Records from a dataset
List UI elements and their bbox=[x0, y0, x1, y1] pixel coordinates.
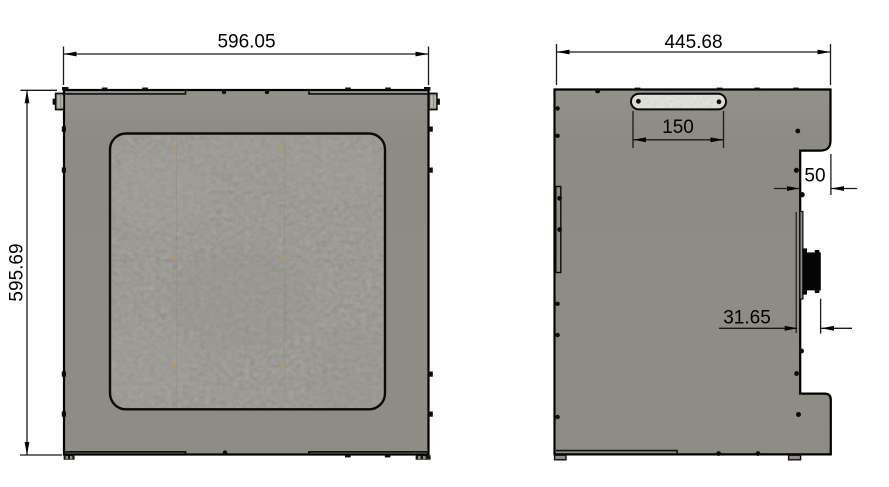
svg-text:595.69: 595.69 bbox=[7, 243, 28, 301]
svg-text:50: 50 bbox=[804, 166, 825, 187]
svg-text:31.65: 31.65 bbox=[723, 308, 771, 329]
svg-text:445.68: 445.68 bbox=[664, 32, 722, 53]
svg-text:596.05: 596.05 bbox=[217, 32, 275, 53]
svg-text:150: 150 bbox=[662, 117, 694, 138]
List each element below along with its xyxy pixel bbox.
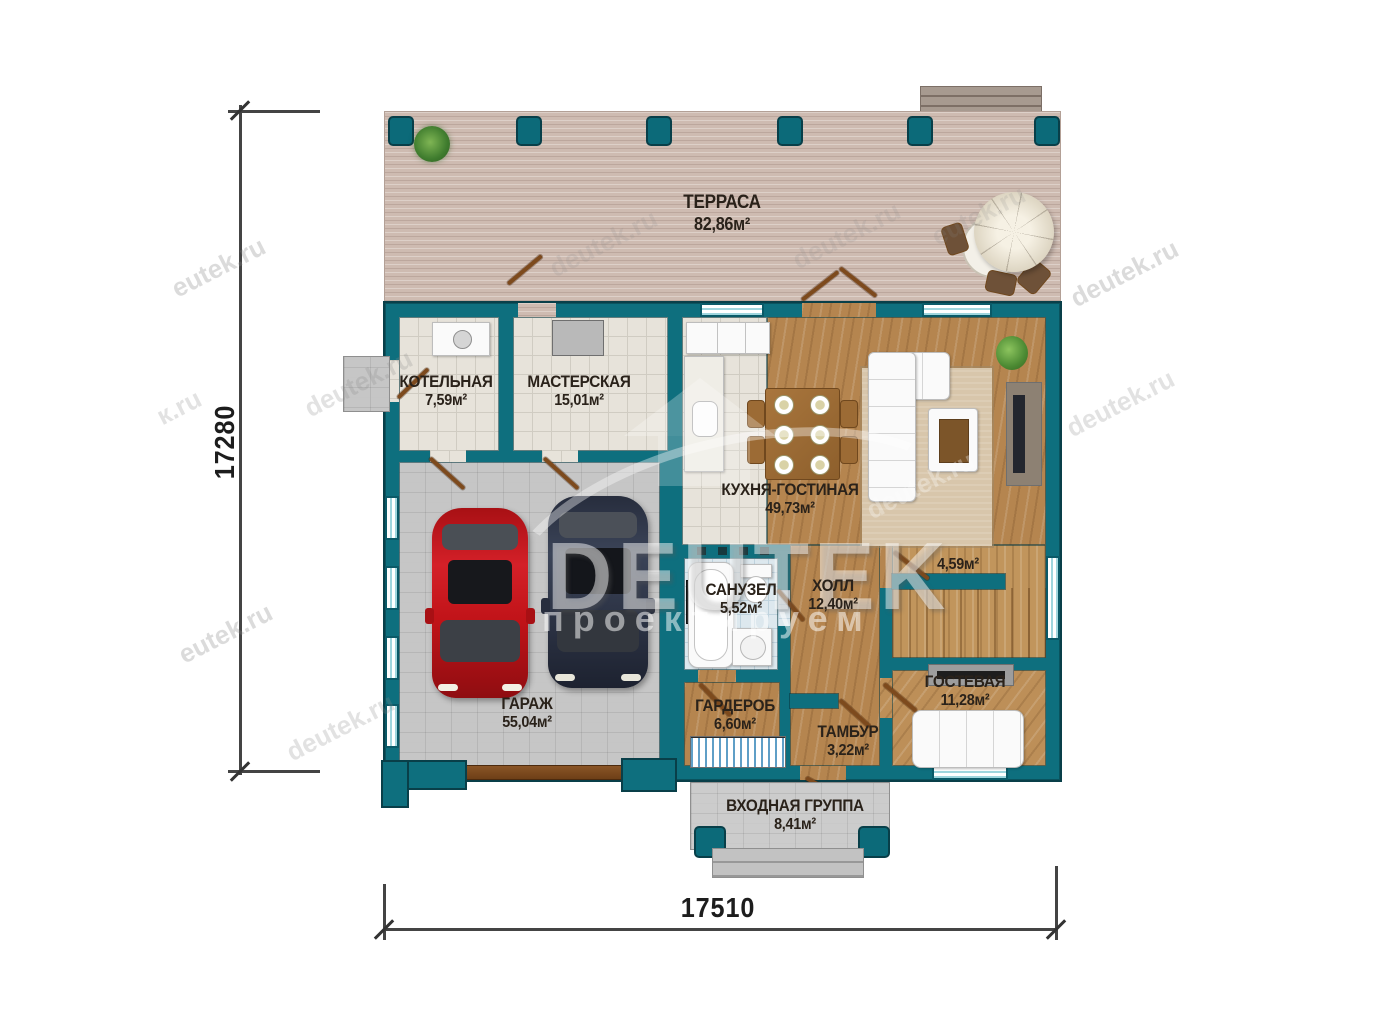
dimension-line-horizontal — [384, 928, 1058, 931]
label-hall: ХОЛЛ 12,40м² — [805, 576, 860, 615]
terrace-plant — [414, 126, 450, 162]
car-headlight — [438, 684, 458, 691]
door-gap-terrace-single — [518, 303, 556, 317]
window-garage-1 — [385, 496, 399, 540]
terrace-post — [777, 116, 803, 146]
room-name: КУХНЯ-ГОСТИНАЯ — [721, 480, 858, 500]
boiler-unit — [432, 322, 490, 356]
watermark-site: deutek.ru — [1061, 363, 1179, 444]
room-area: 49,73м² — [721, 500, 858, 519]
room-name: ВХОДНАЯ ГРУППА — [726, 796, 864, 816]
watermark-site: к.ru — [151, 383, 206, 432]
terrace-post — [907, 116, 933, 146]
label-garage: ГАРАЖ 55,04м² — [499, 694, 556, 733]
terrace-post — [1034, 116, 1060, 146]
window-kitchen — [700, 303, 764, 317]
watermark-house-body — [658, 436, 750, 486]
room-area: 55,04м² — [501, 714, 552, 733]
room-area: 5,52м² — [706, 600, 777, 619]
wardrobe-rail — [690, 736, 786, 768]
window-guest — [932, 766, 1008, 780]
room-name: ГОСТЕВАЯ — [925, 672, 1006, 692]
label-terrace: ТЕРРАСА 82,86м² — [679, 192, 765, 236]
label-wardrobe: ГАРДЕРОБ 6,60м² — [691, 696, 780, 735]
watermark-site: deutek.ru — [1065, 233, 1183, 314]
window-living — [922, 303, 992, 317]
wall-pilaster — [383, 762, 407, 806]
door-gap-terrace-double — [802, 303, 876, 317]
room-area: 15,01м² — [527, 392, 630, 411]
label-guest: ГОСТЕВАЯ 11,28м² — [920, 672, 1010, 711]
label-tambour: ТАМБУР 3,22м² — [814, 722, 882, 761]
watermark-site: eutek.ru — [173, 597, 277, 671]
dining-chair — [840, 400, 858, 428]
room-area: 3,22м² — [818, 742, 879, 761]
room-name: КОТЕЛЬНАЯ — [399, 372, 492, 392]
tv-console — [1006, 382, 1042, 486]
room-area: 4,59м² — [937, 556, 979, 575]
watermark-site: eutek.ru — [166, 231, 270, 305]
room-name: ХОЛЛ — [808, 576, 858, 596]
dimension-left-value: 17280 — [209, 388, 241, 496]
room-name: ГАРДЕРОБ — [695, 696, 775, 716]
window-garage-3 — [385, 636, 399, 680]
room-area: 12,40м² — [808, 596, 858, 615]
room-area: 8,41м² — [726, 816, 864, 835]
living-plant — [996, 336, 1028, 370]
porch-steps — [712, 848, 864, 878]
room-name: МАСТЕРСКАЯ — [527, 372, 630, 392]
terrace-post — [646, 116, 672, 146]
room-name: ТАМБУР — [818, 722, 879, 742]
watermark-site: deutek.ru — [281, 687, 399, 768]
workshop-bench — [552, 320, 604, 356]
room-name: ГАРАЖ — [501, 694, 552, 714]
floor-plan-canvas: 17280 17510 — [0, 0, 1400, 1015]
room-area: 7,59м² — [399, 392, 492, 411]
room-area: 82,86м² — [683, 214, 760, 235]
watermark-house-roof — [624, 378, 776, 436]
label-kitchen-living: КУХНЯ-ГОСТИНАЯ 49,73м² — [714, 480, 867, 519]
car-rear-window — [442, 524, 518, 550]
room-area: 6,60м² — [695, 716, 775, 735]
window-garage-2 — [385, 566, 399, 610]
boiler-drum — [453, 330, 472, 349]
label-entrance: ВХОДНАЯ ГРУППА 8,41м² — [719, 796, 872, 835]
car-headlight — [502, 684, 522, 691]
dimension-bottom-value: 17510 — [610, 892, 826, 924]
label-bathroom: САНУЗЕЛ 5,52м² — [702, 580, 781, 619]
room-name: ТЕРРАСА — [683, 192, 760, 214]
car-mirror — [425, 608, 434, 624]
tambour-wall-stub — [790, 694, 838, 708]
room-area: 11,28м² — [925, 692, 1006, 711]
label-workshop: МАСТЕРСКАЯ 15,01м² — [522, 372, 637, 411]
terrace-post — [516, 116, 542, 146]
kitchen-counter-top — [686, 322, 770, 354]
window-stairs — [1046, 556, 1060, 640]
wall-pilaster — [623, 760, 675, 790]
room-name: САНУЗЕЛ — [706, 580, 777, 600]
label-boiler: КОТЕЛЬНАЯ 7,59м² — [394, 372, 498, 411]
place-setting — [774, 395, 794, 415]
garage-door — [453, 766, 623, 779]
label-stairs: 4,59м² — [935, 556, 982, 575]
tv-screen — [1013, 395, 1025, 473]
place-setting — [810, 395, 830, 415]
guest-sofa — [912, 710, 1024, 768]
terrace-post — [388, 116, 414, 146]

WRITTEN REQUEST —
Copy every line of the records above word for word, leaving out the pictures.

RESPONSE TO THIS EXERCISE —
List UI elements and their bbox=[x0, y0, x1, y1] pixel coordinates.
svg-text:595.69: 595.69 bbox=[7, 243, 28, 301]
svg-text:50: 50 bbox=[804, 166, 825, 187]
svg-text:31.65: 31.65 bbox=[723, 308, 771, 329]
svg-text:445.68: 445.68 bbox=[664, 32, 722, 53]
svg-text:596.05: 596.05 bbox=[217, 32, 275, 53]
svg-text:150: 150 bbox=[662, 117, 694, 138]
List each element below along with its xyxy pixel bbox.
dimension-line-horizontal — [384, 928, 1058, 931]
label-hall: ХОЛЛ 12,40м² — [805, 576, 860, 615]
terrace-plant — [414, 126, 450, 162]
car-headlight — [438, 684, 458, 691]
door-gap-terrace-single — [518, 303, 556, 317]
window-garage-1 — [385, 496, 399, 540]
terrace-post — [777, 116, 803, 146]
room-name: КУХНЯ-ГОСТИНАЯ — [721, 480, 858, 500]
boiler-unit — [432, 322, 490, 356]
watermark-site: deutek.ru — [1061, 363, 1179, 444]
room-area: 49,73м² — [721, 500, 858, 519]
room-name: ВХОДНАЯ ГРУППА — [726, 796, 864, 816]
watermark-site: к.ru — [151, 383, 206, 432]
terrace-post — [907, 116, 933, 146]
label-garage: ГАРАЖ 55,04м² — [499, 694, 556, 733]
terrace-post — [1034, 116, 1060, 146]
window-kitchen — [700, 303, 764, 317]
watermark-house-body — [658, 436, 750, 486]
room-area: 55,04м² — [501, 714, 552, 733]
room-area: 5,52м² — [706, 600, 777, 619]
wardrobe-rail — [690, 736, 786, 768]
window-guest — [932, 766, 1008, 780]
room-name: ГОСТЕВАЯ — [925, 672, 1006, 692]
label-terrace: ТЕРРАСА 82,86м² — [679, 192, 765, 236]
label-wardrobe: ГАРДЕРОБ 6,60м² — [691, 696, 780, 735]
watermark-site: deutek.ru — [1065, 233, 1183, 314]
window-living — [922, 303, 992, 317]
wall-pilaster — [383, 762, 407, 806]
door-gap-terrace-double — [802, 303, 876, 317]
room-area: 15,01м² — [527, 392, 630, 411]
label-guest: ГОСТЕВАЯ 11,28м² — [920, 672, 1010, 711]
label-tambour: ТАМБУР 3,22м² — [814, 722, 882, 761]
watermark-site: eutek.ru — [173, 597, 277, 671]
dining-chair — [840, 400, 858, 428]
room-area: 3,22м² — [818, 742, 879, 761]
room-name: КОТЕЛЬНАЯ — [399, 372, 492, 392]
tv-console — [1006, 382, 1042, 486]
room-area: 4,59м² — [937, 556, 979, 575]
watermark-site: eutek.ru — [166, 231, 270, 305]
room-name: ХОЛЛ — [808, 576, 858, 596]
dimension-left-value: 17280 — [209, 388, 241, 496]
room-name: ГАРДЕРОБ — [695, 696, 775, 716]
window-garage-3 — [385, 636, 399, 680]
room-area: 12,40м² — [808, 596, 858, 615]
room-area: 8,41м² — [726, 816, 864, 835]
living-plant — [996, 336, 1028, 370]
porch-steps — [712, 848, 864, 878]
room-name: МАСТЕРСКАЯ — [527, 372, 630, 392]
terrace-post — [646, 116, 672, 146]
room-name: ТАМБУР — [818, 722, 879, 742]
watermark-site: deutek.ru — [281, 687, 399, 768]
workshop-bench — [552, 320, 604, 356]
room-name: ГАРАЖ — [501, 694, 552, 714]
floor-plan-canvas: 17280 17510 — [0, 0, 1400, 1015]
room-area: 7,59м² — [399, 392, 492, 411]
room-area: 82,86м² — [683, 214, 760, 235]
watermark-house-roof — [624, 378, 776, 436]
label-kitchen-living: КУХНЯ-ГОСТИНАЯ 49,73м² — [714, 480, 867, 519]
car-rear-window — [442, 524, 518, 550]
room-area: 6,60м² — [695, 716, 775, 735]
window-garage-2 — [385, 566, 399, 610]
boiler-drum — [453, 330, 472, 349]
label-entrance: ВХОДНАЯ ГРУППА 8,41м² — [719, 796, 872, 835]
car-headlight — [502, 684, 522, 691]
dimension-bottom-value: 17510 — [610, 892, 826, 924]
label-bathroom: САНУЗЕЛ 5,52м² — [702, 580, 781, 619]
room-name: ТЕРРАСА — [683, 192, 760, 214]
car-mirror — [425, 608, 434, 624]
tambour-wall-stub — [790, 694, 838, 708]
room-area: 11,28м² — [925, 692, 1006, 711]
label-workshop: МАСТЕРСКАЯ 15,01м² — [522, 372, 637, 411]
terrace-post — [516, 116, 542, 146]
kitchen-counter-top — [686, 322, 770, 354]
window-stairs — [1046, 556, 1060, 640]
wall-pilaster — [623, 760, 675, 790]
room-name: САНУЗЕЛ — [706, 580, 777, 600]
label-boiler: КОТЕЛЬНАЯ 7,59м² — [394, 372, 498, 411]
place-setting — [774, 395, 794, 415]
garage-door — [453, 766, 623, 779]
label-stairs: 4,59м² — [935, 556, 982, 575]
tv-screen — [1013, 395, 1025, 473]
place-setting — [810, 395, 830, 415]
guest-sofa — [912, 710, 1024, 768]
terrace-post — [388, 116, 414, 146]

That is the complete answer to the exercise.